TASK DETAILS —
Take every line where the string "text" appears and copy it.
-------- EXTRACTED INFORMATION
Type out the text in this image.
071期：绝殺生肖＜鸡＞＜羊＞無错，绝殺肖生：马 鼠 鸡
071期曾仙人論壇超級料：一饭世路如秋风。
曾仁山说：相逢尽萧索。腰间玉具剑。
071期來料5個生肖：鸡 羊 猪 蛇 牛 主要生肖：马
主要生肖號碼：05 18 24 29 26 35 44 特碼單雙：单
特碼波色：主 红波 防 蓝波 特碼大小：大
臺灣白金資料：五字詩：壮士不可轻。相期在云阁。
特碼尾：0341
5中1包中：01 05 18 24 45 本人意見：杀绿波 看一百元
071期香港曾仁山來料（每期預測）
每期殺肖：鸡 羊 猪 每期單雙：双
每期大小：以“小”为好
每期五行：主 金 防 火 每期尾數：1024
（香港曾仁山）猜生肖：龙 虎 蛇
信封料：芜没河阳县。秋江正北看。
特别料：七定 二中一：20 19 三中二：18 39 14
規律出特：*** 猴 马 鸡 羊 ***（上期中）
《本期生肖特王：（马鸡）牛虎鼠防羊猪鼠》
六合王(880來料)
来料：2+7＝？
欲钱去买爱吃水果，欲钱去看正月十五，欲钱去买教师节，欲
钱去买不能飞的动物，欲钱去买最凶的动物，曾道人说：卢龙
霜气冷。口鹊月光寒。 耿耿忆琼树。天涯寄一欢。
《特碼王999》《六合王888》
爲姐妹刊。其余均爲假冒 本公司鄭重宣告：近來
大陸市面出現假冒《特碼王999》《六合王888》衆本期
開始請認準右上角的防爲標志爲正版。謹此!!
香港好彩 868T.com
----------------
-------- EXTRACTED INFORMATION
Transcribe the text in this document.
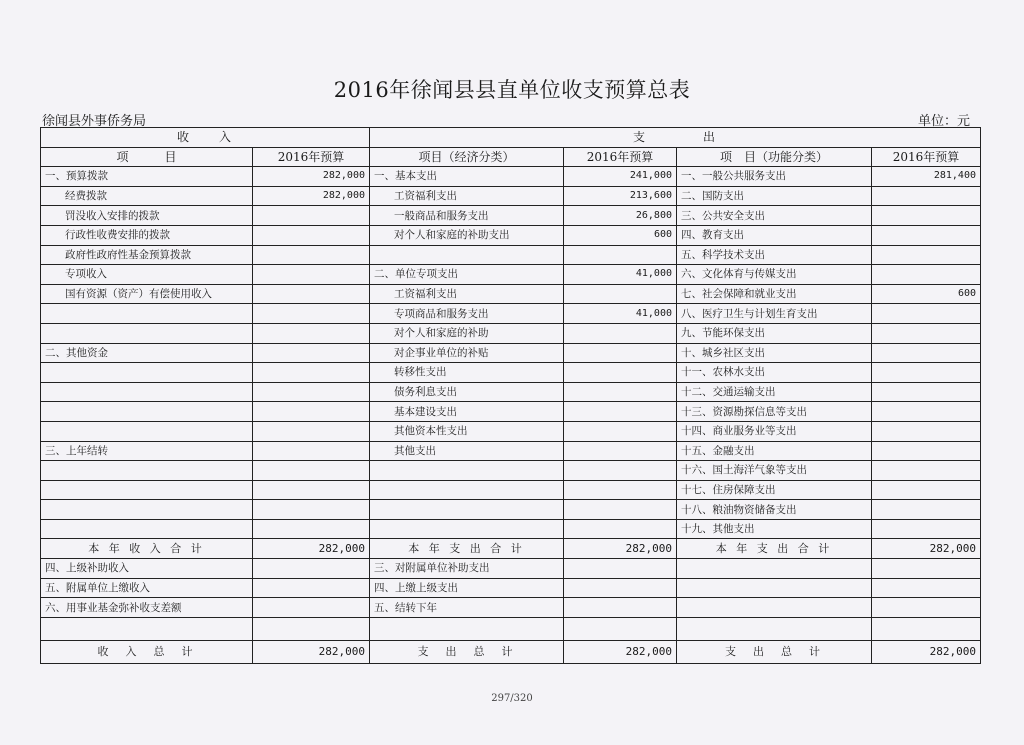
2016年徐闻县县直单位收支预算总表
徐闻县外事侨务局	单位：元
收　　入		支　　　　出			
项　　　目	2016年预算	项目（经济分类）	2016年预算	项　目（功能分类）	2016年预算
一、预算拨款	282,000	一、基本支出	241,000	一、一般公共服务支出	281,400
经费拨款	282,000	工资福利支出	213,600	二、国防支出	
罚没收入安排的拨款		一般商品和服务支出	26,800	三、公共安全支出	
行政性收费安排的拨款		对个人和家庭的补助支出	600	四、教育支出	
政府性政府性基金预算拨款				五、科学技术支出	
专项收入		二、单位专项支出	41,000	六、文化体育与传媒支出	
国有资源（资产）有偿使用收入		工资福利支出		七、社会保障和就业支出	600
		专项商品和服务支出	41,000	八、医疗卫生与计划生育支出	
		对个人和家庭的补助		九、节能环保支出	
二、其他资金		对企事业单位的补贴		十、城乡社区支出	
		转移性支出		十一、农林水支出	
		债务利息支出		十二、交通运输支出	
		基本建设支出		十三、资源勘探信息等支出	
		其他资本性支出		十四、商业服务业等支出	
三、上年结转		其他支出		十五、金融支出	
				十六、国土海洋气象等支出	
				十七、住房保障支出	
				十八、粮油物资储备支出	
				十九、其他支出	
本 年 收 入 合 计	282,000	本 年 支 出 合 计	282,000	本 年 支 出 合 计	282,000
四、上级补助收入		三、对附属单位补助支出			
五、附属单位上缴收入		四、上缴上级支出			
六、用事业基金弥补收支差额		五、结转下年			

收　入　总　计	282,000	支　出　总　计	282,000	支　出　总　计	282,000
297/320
----------------
EXERCISE RESPONSE —
Type out the text in this image.
Transcribe the text in this document.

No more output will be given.